=== MATERIALS PROVIDED ===

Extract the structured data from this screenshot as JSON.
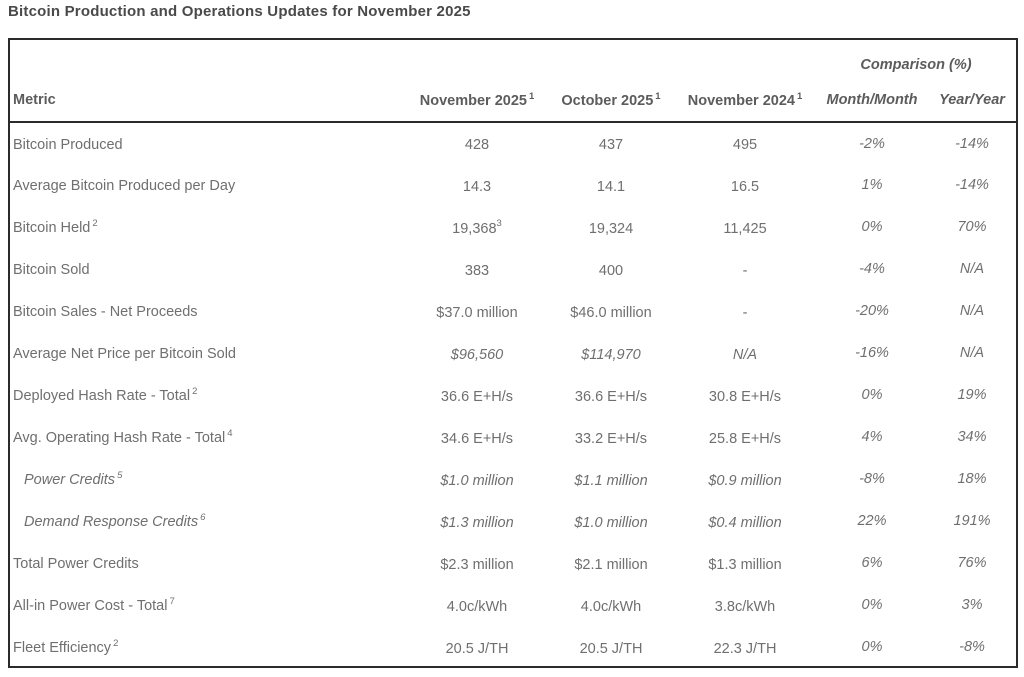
{
  "page": {
    "title": "Bitcoin Production and Operations Updates for November 2025"
  },
  "colors": {
    "title_color": "#4a4a4a",
    "header_color": "#5c5c5c",
    "body_color": "#6f6f6f",
    "border_color": "#2b2b2b"
  },
  "table": {
    "comparison_header": "Comparison (%)",
    "columns": [
      {
        "label": "Metric",
        "sup": ""
      },
      {
        "label": "November 2025",
        "sup": "1"
      },
      {
        "label": "October 2025",
        "sup": "1"
      },
      {
        "label": "November 2024",
        "sup": "1"
      },
      {
        "label": "Month/Month",
        "sup": ""
      },
      {
        "label": "Year/Year",
        "sup": ""
      }
    ],
    "rows": [
      {
        "metric": {
          "text": "Bitcoin Produced",
          "sup": "",
          "italic": false,
          "indent": false
        },
        "nov2025": {
          "text": "428",
          "sup": "",
          "italic": false
        },
        "oct2025": {
          "text": "437",
          "sup": "",
          "italic": false
        },
        "nov2024": {
          "text": "495",
          "sup": "",
          "italic": false
        },
        "mom": "-2%",
        "yoy": "-14%"
      },
      {
        "metric": {
          "text": "Average Bitcoin Produced per Day",
          "sup": "",
          "italic": false,
          "indent": false
        },
        "nov2025": {
          "text": "14.3",
          "sup": "",
          "italic": false
        },
        "oct2025": {
          "text": "14.1",
          "sup": "",
          "italic": false
        },
        "nov2024": {
          "text": "16.5",
          "sup": "",
          "italic": false
        },
        "mom": "1%",
        "yoy": "-14%"
      },
      {
        "metric": {
          "text": "Bitcoin Held",
          "sup": "2",
          "italic": false,
          "indent": false
        },
        "nov2025": {
          "text": "19,368",
          "sup": "3",
          "italic": false
        },
        "oct2025": {
          "text": "19,324",
          "sup": "",
          "italic": false
        },
        "nov2024": {
          "text": "11,425",
          "sup": "",
          "italic": false
        },
        "mom": "0%",
        "yoy": "70%"
      },
      {
        "metric": {
          "text": "Bitcoin Sold",
          "sup": "",
          "italic": false,
          "indent": false
        },
        "nov2025": {
          "text": "383",
          "sup": "",
          "italic": false
        },
        "oct2025": {
          "text": "400",
          "sup": "",
          "italic": false
        },
        "nov2024": {
          "text": "-",
          "sup": "",
          "italic": false
        },
        "mom": "-4%",
        "yoy": "N/A"
      },
      {
        "metric": {
          "text": "Bitcoin Sales - Net Proceeds",
          "sup": "",
          "italic": false,
          "indent": false
        },
        "nov2025": {
          "text": "$37.0 million",
          "sup": "",
          "italic": false
        },
        "oct2025": {
          "text": "$46.0 million",
          "sup": "",
          "italic": false
        },
        "nov2024": {
          "text": "-",
          "sup": "",
          "italic": false
        },
        "mom": "-20%",
        "yoy": "N/A"
      },
      {
        "metric": {
          "text": "Average Net Price per Bitcoin Sold",
          "sup": "",
          "italic": false,
          "indent": false
        },
        "nov2025": {
          "text": "$96,560",
          "sup": "",
          "italic": true
        },
        "oct2025": {
          "text": "$114,970",
          "sup": "",
          "italic": true
        },
        "nov2024": {
          "text": "N/A",
          "sup": "",
          "italic": true
        },
        "mom": "-16%",
        "yoy": "N/A"
      },
      {
        "metric": {
          "text": "Deployed Hash Rate - Total",
          "sup": "2",
          "italic": false,
          "indent": false
        },
        "nov2025": {
          "text": "36.6 E+H/s",
          "sup": "",
          "italic": false
        },
        "oct2025": {
          "text": "36.6 E+H/s",
          "sup": "",
          "italic": false
        },
        "nov2024": {
          "text": "30.8 E+H/s",
          "sup": "",
          "italic": false
        },
        "mom": "0%",
        "yoy": "19%"
      },
      {
        "metric": {
          "text": "Avg. Operating Hash Rate - Total",
          "sup": "4",
          "italic": false,
          "indent": false
        },
        "nov2025": {
          "text": "34.6 E+H/s",
          "sup": "",
          "italic": false
        },
        "oct2025": {
          "text": "33.2 E+H/s",
          "sup": "",
          "italic": false
        },
        "nov2024": {
          "text": "25.8 E+H/s",
          "sup": "",
          "italic": false
        },
        "mom": "4%",
        "yoy": "34%"
      },
      {
        "metric": {
          "text": "Power Credits",
          "sup": "5",
          "italic": true,
          "indent": true
        },
        "nov2025": {
          "text": "$1.0 million",
          "sup": "",
          "italic": true
        },
        "oct2025": {
          "text": "$1.1 million",
          "sup": "",
          "italic": true
        },
        "nov2024": {
          "text": "$0.9 million",
          "sup": "",
          "italic": true
        },
        "mom": "-8%",
        "yoy": "18%"
      },
      {
        "metric": {
          "text": "Demand Response Credits",
          "sup": "6",
          "italic": true,
          "indent": true
        },
        "nov2025": {
          "text": "$1.3 million",
          "sup": "",
          "italic": true
        },
        "oct2025": {
          "text": "$1.0 million",
          "sup": "",
          "italic": true
        },
        "nov2024": {
          "text": "$0.4 million",
          "sup": "",
          "italic": true
        },
        "mom": "22%",
        "yoy": "191%"
      },
      {
        "metric": {
          "text": "Total Power Credits",
          "sup": "",
          "italic": false,
          "indent": false
        },
        "nov2025": {
          "text": "$2.3 million",
          "sup": "",
          "italic": false
        },
        "oct2025": {
          "text": "$2.1 million",
          "sup": "",
          "italic": false
        },
        "nov2024": {
          "text": "$1.3 million",
          "sup": "",
          "italic": false
        },
        "mom": "6%",
        "yoy": "76%"
      },
      {
        "metric": {
          "text": "All-in Power Cost - Total",
          "sup": "7",
          "italic": false,
          "indent": false
        },
        "nov2025": {
          "text": "4.0c/kWh",
          "sup": "",
          "italic": false
        },
        "oct2025": {
          "text": "4.0c/kWh",
          "sup": "",
          "italic": false
        },
        "nov2024": {
          "text": "3.8c/kWh",
          "sup": "",
          "italic": false
        },
        "mom": "0%",
        "yoy": "3%"
      },
      {
        "metric": {
          "text": "Fleet Efficiency",
          "sup": "2",
          "italic": false,
          "indent": false
        },
        "nov2025": {
          "text": "20.5 J/TH",
          "sup": "",
          "italic": false
        },
        "oct2025": {
          "text": "20.5 J/TH",
          "sup": "",
          "italic": false
        },
        "nov2024": {
          "text": "22.3 J/TH",
          "sup": "",
          "italic": false
        },
        "mom": "0%",
        "yoy": "-8%"
      }
    ]
  }
}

===

**TASK GOAL**
Return only the number of lines in the preceding records that contain the string "Rate".

**WORKED SOLUTION**
2